Required work: Recast as a JSON list of strings the lines of the records below, starting with the line that contains "series-line-12-25-kev (359, 168, 640, 233)" and continuing through the line that contains "state-bar-label-rd0: RD0 (365, 62, 384, 72)". Give one string per line, include both of those lines, and leave out any blank lines.

--------------------------------------------------

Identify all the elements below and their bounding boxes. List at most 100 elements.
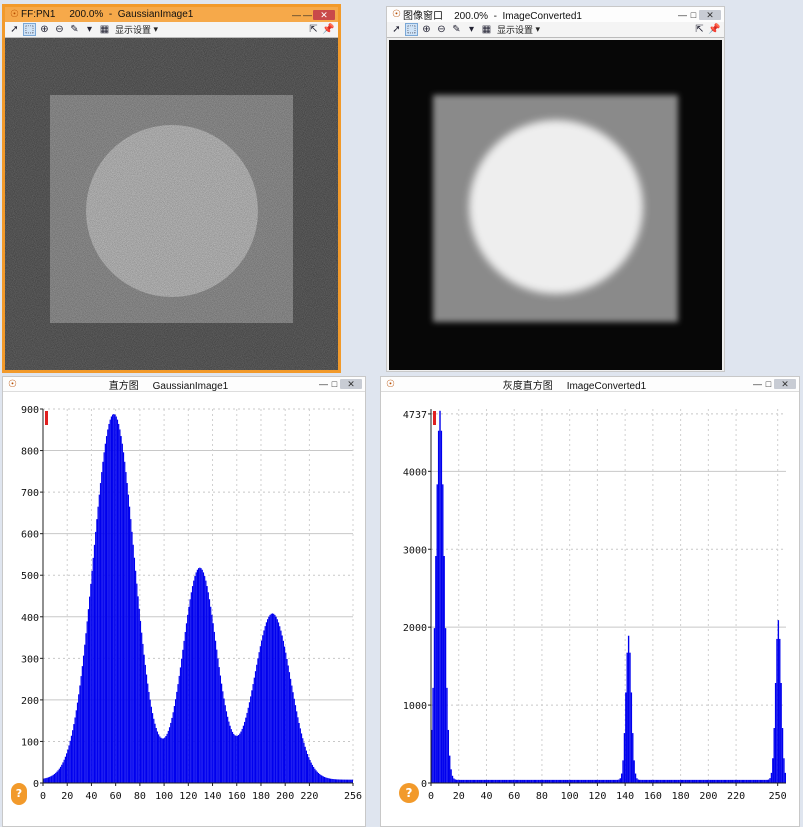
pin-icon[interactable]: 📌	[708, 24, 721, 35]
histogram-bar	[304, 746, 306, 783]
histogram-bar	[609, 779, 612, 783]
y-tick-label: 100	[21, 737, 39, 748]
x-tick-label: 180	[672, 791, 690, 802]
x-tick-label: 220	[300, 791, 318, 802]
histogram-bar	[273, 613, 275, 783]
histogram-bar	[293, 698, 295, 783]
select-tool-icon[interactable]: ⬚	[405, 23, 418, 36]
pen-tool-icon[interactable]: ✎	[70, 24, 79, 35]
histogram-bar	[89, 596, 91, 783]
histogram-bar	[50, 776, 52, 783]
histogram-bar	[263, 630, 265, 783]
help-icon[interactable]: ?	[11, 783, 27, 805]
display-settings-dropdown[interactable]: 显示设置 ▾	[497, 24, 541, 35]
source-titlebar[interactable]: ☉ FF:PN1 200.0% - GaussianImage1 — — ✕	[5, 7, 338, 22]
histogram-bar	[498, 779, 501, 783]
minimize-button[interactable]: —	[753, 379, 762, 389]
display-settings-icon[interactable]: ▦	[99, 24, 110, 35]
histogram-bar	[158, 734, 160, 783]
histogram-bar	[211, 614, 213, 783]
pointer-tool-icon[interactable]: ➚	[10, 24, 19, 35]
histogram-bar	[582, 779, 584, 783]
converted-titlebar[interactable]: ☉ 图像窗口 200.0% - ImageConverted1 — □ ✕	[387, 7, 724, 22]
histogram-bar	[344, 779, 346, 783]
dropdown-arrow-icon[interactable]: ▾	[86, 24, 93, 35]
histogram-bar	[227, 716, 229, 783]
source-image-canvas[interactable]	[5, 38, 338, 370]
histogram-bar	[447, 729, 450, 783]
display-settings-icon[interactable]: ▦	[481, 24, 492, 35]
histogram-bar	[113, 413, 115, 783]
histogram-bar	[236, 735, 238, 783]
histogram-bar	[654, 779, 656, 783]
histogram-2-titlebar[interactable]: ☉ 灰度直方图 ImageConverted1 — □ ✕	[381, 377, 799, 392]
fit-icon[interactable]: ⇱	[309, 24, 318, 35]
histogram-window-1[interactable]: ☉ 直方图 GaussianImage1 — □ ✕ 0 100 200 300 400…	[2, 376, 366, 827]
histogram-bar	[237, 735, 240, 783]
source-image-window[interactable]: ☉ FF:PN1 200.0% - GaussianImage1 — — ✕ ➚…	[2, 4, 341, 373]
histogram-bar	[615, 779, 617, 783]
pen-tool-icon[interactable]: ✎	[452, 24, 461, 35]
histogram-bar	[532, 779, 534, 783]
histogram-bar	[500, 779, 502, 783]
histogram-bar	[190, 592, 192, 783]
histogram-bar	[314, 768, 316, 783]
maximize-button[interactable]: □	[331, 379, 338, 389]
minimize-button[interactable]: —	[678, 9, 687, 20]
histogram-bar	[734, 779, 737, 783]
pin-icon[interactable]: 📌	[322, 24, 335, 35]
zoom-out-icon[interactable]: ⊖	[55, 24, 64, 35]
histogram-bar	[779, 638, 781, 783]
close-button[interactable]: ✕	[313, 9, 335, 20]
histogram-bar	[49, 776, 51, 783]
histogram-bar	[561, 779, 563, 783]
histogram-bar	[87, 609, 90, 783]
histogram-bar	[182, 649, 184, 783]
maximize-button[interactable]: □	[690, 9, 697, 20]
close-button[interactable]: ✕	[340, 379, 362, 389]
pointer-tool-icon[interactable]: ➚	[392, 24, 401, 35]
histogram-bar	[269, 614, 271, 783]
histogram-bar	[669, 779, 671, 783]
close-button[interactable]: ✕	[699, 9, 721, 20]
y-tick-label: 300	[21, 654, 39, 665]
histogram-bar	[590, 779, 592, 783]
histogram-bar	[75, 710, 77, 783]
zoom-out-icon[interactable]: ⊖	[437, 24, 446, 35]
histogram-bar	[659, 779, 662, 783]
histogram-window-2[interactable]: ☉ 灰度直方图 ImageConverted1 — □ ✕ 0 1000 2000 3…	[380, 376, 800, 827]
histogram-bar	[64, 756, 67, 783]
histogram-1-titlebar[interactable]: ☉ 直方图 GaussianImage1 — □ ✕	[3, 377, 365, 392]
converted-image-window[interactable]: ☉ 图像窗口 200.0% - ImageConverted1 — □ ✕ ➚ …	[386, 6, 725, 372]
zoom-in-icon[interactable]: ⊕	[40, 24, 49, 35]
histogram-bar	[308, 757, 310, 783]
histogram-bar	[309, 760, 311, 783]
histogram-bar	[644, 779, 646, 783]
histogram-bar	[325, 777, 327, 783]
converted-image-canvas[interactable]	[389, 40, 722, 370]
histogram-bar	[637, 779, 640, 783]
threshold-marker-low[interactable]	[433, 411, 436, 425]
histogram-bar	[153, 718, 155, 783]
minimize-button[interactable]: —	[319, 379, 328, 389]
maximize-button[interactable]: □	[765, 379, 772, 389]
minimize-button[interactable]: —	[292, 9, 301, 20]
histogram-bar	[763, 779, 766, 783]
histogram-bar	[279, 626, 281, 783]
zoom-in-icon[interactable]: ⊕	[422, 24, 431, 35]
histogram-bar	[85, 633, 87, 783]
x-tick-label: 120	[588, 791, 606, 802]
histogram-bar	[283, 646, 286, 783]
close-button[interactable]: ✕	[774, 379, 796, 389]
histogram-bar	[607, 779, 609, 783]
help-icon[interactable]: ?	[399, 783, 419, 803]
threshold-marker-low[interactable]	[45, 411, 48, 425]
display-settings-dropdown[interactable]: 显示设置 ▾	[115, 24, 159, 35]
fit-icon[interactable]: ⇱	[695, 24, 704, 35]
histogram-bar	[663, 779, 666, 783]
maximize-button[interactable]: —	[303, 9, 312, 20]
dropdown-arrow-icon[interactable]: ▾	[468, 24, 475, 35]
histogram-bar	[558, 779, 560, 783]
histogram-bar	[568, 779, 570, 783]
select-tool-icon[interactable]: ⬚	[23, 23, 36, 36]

--------------------------------------------------

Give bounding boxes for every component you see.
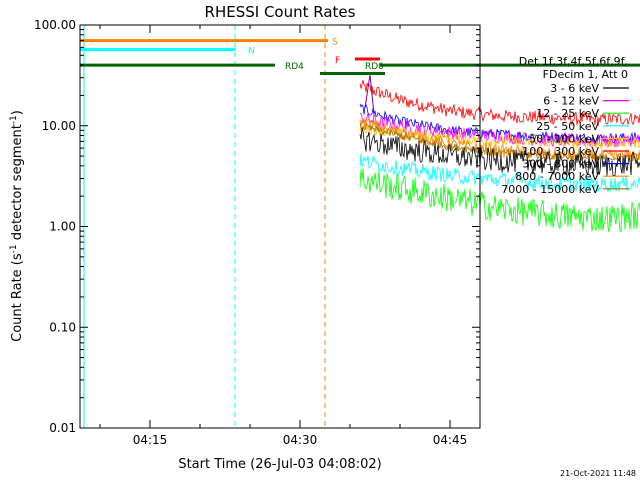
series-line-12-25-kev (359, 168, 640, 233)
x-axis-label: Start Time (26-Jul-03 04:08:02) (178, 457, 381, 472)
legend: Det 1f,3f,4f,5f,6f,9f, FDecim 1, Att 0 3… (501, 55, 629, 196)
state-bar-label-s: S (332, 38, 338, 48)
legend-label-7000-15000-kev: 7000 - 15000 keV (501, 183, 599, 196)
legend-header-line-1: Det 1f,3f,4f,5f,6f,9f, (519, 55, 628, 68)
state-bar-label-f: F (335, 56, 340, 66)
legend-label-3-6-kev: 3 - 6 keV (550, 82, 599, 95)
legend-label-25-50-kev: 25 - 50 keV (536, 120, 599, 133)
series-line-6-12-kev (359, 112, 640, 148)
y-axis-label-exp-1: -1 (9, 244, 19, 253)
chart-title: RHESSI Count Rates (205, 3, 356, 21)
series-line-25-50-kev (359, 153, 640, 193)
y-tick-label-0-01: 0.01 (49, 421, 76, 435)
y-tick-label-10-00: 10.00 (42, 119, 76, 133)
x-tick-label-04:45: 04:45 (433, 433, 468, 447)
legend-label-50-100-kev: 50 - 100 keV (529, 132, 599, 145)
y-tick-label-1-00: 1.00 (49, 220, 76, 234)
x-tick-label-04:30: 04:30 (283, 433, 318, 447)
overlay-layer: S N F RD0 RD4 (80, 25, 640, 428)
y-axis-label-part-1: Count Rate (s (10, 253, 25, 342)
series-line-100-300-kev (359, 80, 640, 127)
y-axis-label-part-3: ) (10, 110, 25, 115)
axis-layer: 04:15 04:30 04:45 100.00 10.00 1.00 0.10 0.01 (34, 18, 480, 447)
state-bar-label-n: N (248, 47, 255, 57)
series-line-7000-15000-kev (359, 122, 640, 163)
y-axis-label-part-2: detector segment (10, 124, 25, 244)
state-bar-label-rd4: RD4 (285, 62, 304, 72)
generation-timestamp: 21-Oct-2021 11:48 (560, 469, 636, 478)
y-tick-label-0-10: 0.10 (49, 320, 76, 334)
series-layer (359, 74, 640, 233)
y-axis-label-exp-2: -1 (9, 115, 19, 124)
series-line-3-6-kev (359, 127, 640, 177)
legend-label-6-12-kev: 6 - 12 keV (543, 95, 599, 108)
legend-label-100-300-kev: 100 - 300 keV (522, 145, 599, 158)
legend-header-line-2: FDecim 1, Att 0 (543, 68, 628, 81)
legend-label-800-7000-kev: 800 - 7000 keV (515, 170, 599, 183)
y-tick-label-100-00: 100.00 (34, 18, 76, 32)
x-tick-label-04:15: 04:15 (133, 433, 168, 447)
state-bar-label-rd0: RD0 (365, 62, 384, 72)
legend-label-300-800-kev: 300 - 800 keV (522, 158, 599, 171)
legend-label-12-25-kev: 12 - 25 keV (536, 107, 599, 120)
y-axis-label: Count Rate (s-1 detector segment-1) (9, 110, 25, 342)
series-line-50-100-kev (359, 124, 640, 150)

--------------------------------------------------

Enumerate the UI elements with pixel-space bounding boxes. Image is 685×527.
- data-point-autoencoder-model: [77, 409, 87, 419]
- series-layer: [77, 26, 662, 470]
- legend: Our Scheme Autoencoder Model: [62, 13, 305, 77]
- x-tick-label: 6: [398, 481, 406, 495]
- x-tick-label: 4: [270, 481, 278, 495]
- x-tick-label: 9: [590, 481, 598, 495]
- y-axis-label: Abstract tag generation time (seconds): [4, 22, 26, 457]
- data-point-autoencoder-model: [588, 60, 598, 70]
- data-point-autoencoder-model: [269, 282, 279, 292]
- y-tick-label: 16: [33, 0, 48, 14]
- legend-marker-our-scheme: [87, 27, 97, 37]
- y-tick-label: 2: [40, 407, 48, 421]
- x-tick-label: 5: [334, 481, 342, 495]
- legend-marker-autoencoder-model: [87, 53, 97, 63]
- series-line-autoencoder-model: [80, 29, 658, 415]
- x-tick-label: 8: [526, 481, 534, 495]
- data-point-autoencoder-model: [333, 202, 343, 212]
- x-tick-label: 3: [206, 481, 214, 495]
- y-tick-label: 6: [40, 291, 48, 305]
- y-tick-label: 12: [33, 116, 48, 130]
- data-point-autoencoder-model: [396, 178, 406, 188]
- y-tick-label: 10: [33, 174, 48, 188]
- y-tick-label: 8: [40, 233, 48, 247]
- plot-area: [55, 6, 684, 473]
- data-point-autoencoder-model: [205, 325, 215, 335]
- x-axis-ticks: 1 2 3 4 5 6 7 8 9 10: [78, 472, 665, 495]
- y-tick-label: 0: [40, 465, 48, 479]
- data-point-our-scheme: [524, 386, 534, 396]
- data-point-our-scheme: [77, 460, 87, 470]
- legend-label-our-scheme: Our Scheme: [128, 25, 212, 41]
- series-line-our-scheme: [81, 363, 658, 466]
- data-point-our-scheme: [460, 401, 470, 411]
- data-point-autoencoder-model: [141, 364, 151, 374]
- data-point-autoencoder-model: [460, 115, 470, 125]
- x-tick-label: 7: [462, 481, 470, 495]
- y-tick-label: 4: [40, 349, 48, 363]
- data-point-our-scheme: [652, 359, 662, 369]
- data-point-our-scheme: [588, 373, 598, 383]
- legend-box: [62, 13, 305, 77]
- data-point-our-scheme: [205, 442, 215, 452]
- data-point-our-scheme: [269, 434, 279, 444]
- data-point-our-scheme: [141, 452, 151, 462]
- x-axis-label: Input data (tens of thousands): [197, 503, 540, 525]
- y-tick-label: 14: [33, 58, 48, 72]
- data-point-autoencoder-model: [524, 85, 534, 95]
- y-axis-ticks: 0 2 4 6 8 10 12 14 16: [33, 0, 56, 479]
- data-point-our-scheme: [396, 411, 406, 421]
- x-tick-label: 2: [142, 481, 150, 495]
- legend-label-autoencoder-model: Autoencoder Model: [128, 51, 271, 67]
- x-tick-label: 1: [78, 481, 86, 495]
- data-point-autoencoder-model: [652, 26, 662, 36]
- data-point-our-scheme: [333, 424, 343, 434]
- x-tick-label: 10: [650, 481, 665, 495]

--------------------------------------------------

Solution below:
[
  "series-line-12-25-kev (359, 168, 640, 233)",
  "x-axis-label: Start Time (26-Jul-03 04:08:02) (178, 457, 381, 472)",
  "legend: Det 1f,3f,4f,5f,6f,9f, FDecim 1, Att 0 3… (501, 55, 629, 196)",
  "state-bar-label-s: S (332, 38, 338, 48)",
  "legend-label-7000-15000-kev: 7000 - 15000 keV (501, 183, 599, 196)",
  "legend-header-line-1: Det 1f,3f,4f,5f,6f,9f, (519, 55, 628, 68)",
  "state-bar-label-f: F (335, 56, 340, 66)",
  "legend-label-3-6-kev: 3 - 6 keV (550, 82, 599, 95)",
  "legend-label-25-50-kev: 25 - 50 keV (536, 120, 599, 133)",
  "series-line-6-12-kev (359, 112, 640, 148)",
  "y-axis-label-exp-1: -1 (9, 244, 19, 253)",
  "chart-title: RHESSI Count Rates (205, 3, 356, 21)",
  "series-line-25-50-kev (359, 153, 640, 193)",
  "y-tick-label-0-01: 0.01 (49, 421, 76, 435)",
  "y-tick-label-10-00: 10.00 (42, 119, 76, 133)",
  "x-tick-label-04:45: 04:45 (433, 433, 468, 447)",
  "legend-label-50-100-kev: 50 - 100 keV (529, 132, 599, 145)",
  "y-tick-label-1-00: 1.00 (49, 220, 76, 234)",
  "x-tick-label-04:30: 04:30 (283, 433, 318, 447)",
  "overlay-layer: S N F RD0 RD4 (80, 25, 640, 428)",
  "y-axis-label-part-1: Count Rate (s (10, 253, 25, 342)",
  "series-line-100-300-kev (359, 80, 640, 127)",
  "y-axis-label-part-3: ) (10, 110, 25, 115)",
  "axis-layer: 04:15 04:30 04:45 100.00 10.00 1.00 0.10 0.01 (34, 18, 480, 447)",
  "state-bar-label-n: N (248, 47, 255, 57)",
  "series-line-7000-15000-kev (359, 122, 640, 163)",
  "y-axis-label-part-2: detector segment (10, 124, 25, 244)",
  "state-bar-label-rd4: RD4 (285, 62, 304, 72)",
  "generation-timestamp: 21-Oct-2021 11:48 (560, 469, 636, 478)",
  "y-tick-label-0-10: 0.10 (49, 320, 76, 334)",
  "series-layer (359, 74, 640, 233)",
  "y-axis-label-exp-2: -1 (9, 115, 19, 124)",
  "series-line-3-6-kev (359, 127, 640, 177)",
  "legend-label-6-12-kev: 6 - 12 keV (543, 95, 599, 108)",
  "legend-label-100-300-kev: 100 - 300 keV (522, 145, 599, 158)",
  "legend-header-line-2: FDecim 1, Att 0 (543, 68, 628, 81)",
  "legend-label-800-7000-kev: 800 - 7000 keV (515, 170, 599, 183)",
  "y-tick-label-100-00: 100.00 (34, 18, 76, 32)",
  "x-tick-label-04:15: 04:15 (133, 433, 168, 447)",
  "state-bar-label-rd0: RD0 (365, 62, 384, 72)"
]